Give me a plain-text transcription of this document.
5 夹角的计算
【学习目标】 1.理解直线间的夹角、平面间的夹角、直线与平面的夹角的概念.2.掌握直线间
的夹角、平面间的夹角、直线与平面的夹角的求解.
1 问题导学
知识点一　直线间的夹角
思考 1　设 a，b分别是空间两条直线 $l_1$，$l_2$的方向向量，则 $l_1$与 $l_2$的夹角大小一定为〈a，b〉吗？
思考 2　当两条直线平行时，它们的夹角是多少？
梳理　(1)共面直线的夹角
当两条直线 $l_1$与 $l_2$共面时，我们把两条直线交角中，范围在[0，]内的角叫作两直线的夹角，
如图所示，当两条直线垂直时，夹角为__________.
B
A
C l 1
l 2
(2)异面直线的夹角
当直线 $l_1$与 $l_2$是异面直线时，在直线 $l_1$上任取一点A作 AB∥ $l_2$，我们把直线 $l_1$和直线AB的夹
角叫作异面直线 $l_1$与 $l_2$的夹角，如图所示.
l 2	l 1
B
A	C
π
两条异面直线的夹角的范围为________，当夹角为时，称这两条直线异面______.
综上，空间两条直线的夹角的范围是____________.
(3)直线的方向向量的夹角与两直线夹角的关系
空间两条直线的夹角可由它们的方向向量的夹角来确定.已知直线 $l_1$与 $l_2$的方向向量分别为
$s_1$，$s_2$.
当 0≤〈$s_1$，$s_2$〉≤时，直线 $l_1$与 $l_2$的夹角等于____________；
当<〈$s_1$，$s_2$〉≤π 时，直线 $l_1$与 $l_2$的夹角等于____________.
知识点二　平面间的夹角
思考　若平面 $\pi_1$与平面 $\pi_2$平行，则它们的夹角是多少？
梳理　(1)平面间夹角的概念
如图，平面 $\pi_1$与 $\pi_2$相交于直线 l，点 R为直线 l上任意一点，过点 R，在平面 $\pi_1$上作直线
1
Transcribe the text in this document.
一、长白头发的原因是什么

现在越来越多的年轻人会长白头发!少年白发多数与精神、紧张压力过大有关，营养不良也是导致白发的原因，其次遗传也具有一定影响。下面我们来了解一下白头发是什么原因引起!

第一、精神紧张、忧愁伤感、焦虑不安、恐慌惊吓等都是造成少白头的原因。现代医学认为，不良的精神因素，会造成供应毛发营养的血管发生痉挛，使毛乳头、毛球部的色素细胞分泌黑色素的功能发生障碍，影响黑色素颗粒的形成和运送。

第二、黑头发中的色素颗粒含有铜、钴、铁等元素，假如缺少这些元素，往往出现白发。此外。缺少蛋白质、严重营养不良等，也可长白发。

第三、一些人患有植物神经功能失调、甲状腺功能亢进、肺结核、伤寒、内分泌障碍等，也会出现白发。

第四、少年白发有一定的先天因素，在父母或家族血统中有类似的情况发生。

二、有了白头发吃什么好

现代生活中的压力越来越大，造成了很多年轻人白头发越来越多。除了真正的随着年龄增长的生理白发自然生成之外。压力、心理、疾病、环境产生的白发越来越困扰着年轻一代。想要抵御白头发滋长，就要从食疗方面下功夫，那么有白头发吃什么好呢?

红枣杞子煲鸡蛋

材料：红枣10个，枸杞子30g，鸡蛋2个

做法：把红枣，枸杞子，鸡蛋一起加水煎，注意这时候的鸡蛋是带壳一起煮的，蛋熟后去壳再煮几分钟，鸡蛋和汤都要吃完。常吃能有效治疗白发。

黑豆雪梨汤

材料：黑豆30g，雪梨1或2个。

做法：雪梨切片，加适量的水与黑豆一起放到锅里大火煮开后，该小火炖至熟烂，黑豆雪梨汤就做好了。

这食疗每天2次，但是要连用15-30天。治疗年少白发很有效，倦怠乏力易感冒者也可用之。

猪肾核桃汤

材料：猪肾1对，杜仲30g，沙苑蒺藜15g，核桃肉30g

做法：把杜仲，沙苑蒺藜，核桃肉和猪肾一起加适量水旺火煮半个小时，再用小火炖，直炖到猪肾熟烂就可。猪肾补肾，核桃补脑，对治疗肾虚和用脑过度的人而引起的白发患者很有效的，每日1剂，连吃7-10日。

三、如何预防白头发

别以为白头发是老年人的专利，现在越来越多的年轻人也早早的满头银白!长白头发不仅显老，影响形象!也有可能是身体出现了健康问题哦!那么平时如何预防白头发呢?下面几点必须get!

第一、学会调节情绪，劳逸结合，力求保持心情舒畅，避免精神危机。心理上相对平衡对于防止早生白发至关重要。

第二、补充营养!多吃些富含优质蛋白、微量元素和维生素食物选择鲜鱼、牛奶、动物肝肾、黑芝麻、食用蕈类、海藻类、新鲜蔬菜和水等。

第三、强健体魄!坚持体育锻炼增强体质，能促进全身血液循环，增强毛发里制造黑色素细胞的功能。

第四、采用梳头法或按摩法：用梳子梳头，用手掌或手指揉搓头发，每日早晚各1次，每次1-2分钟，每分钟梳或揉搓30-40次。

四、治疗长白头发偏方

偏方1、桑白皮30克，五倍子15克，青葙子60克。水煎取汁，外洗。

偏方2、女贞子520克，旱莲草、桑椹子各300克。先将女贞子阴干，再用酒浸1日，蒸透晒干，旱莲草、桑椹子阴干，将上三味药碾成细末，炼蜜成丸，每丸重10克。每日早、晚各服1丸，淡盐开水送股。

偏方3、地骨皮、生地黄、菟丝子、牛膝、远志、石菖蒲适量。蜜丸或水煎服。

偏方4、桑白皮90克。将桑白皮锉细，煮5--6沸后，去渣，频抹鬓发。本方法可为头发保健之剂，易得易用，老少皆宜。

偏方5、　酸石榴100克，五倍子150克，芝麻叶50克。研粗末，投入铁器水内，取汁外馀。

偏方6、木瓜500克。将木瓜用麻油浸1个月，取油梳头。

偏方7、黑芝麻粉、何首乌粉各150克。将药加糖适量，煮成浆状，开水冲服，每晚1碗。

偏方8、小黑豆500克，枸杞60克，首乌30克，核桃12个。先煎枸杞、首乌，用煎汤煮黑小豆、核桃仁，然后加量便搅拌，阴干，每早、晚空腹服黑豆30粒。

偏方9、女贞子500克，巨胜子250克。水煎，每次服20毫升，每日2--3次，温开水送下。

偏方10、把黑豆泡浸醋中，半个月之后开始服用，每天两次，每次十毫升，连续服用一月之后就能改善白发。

----

Everything from the line that contains "Transcribe the text in this document." through the end of the records must be duplicated exactly, and nothing outside that range.

**Exercise result:**
Transcribe the text in this document.
一、长白头发的原因是什么

现在越来越多的年轻人会长白头发!少年白发多数与精神、紧张压力过大有关，营养不良也是导致白发的原因，其次遗传也具有一定影响。下面我们来了解一下白头发是什么原因引起!

第一、精神紧张、忧愁伤感、焦虑不安、恐慌惊吓等都是造成少白头的原因。现代医学认为，不良的精神因素，会造成供应毛发营养的血管发生痉挛，使毛乳头、毛球部的色素细胞分泌黑色素的功能发生障碍，影响黑色素颗粒的形成和运送。

第二、黑头发中的色素颗粒含有铜、钴、铁等元素，假如缺少这些元素，往往出现白发。此外。缺少蛋白质、严重营养不良等，也可长白发。

第三、一些人患有植物神经功能失调、甲状腺功能亢进、肺结核、伤寒、内分泌障碍等，也会出现白发。

第四、少年白发有一定的先天因素，在父母或家族血统中有类似的情况发生。

二、有了白头发吃什么好

现代生活中的压力越来越大，造成了很多年轻人白头发越来越多。除了真正的随着年龄增长的生理白发自然生成之外。压力、心理、疾病、环境产生的白发越来越困扰着年轻一代。想要抵御白头发滋长，就要从食疗方面下功夫，那么有白头发吃什么好呢?

红枣杞子煲鸡蛋

材料：红枣10个，枸杞子30g，鸡蛋2个

做法：把红枣，枸杞子，鸡蛋一起加水煎，注意这时候的鸡蛋是带壳一起煮的，蛋熟后去壳再煮几分钟，鸡蛋和汤都要吃完。常吃能有效治疗白发。

黑豆雪梨汤

材料：黑豆30g，雪梨1或2个。

做法：雪梨切片，加适量的水与黑豆一起放到锅里大火煮开后，该小火炖至熟烂，黑豆雪梨汤就做好了。

这食疗每天2次，但是要连用15-30天。治疗年少白发很有效，倦怠乏力易感冒者也可用之。

猪肾核桃汤

材料：猪肾1对，杜仲30g，沙苑蒺藜15g，核桃肉30g

做法：把杜仲，沙苑蒺藜，核桃肉和猪肾一起加适量水旺火煮半个小时，再用小火炖，直炖到猪肾熟烂就可。猪肾补肾，核桃补脑，对治疗肾虚和用脑过度的人而引起的白发患者很有效的，每日1剂，连吃7-10日。

三、如何预防白头发

别以为白头发是老年人的专利，现在越来越多的年轻人也早早的满头银白!长白头发不仅显老，影响形象!也有可能是身体出现了健康问题哦!那么平时如何预防白头发呢?下面几点必须get!

第一、学会调节情绪，劳逸结合，力求保持心情舒畅，避免精神危机。心理上相对平衡对于防止早生白发至关重要。

第二、补充营养!多吃些富含优质蛋白、微量元素和维生素食物选择鲜鱼、牛奶、动物肝肾、黑芝麻、食用蕈类、海藻类、新鲜蔬菜和水等。

第三、强健体魄!坚持体育锻炼增强体质，能促进全身血液循环，增强毛发里制造黑色素细胞的功能。

第四、采用梳头法或按摩法：用梳子梳头，用手掌或手指揉搓头发，每日早晚各1次，每次1-2分钟，每分钟梳或揉搓30-40次。

四、治疗长白头发偏方

偏方1、桑白皮30克，五倍子15克，青葙子60克。水煎取汁，外洗。

偏方2、女贞子520克，旱莲草、桑椹子各300克。先将女贞子阴干，再用酒浸1日，蒸透晒干，旱莲草、桑椹子阴干，将上三味药碾成细末，炼蜜成丸，每丸重10克。每日早、晚各服1丸，淡盐开水送股。

偏方3、地骨皮、生地黄、菟丝子、牛膝、远志、石菖蒲适量。蜜丸或水煎服。

偏方4、桑白皮90克。将桑白皮锉细，煮5--6沸后，去渣，频抹鬓发。本方法可为头发保健之剂，易得易用，老少皆宜。

偏方5、　酸石榴100克，五倍子150克，芝麻叶50克。研粗末，投入铁器水内，取汁外馀。

偏方6、木瓜500克。将木瓜用麻油浸1个月，取油梳头。

偏方7、黑芝麻粉、何首乌粉各150克。将药加糖适量，煮成浆状，开水冲服，每晚1碗。

偏方8、小黑豆500克，枸杞60克，首乌30克，核桃12个。先煎枸杞、首乌，用煎汤煮黑小豆、核桃仁，然后加量便搅拌，阴干，每早、晚空腹服黑豆30粒。

偏方9、女贞子500克，巨胜子250克。水煎，每次服20毫升，每日2--3次，温开水送下。

偏方10、把黑豆泡浸醋中，半个月之后开始服用，每天两次，每次十毫升，连续服用一月之后就能改善白发。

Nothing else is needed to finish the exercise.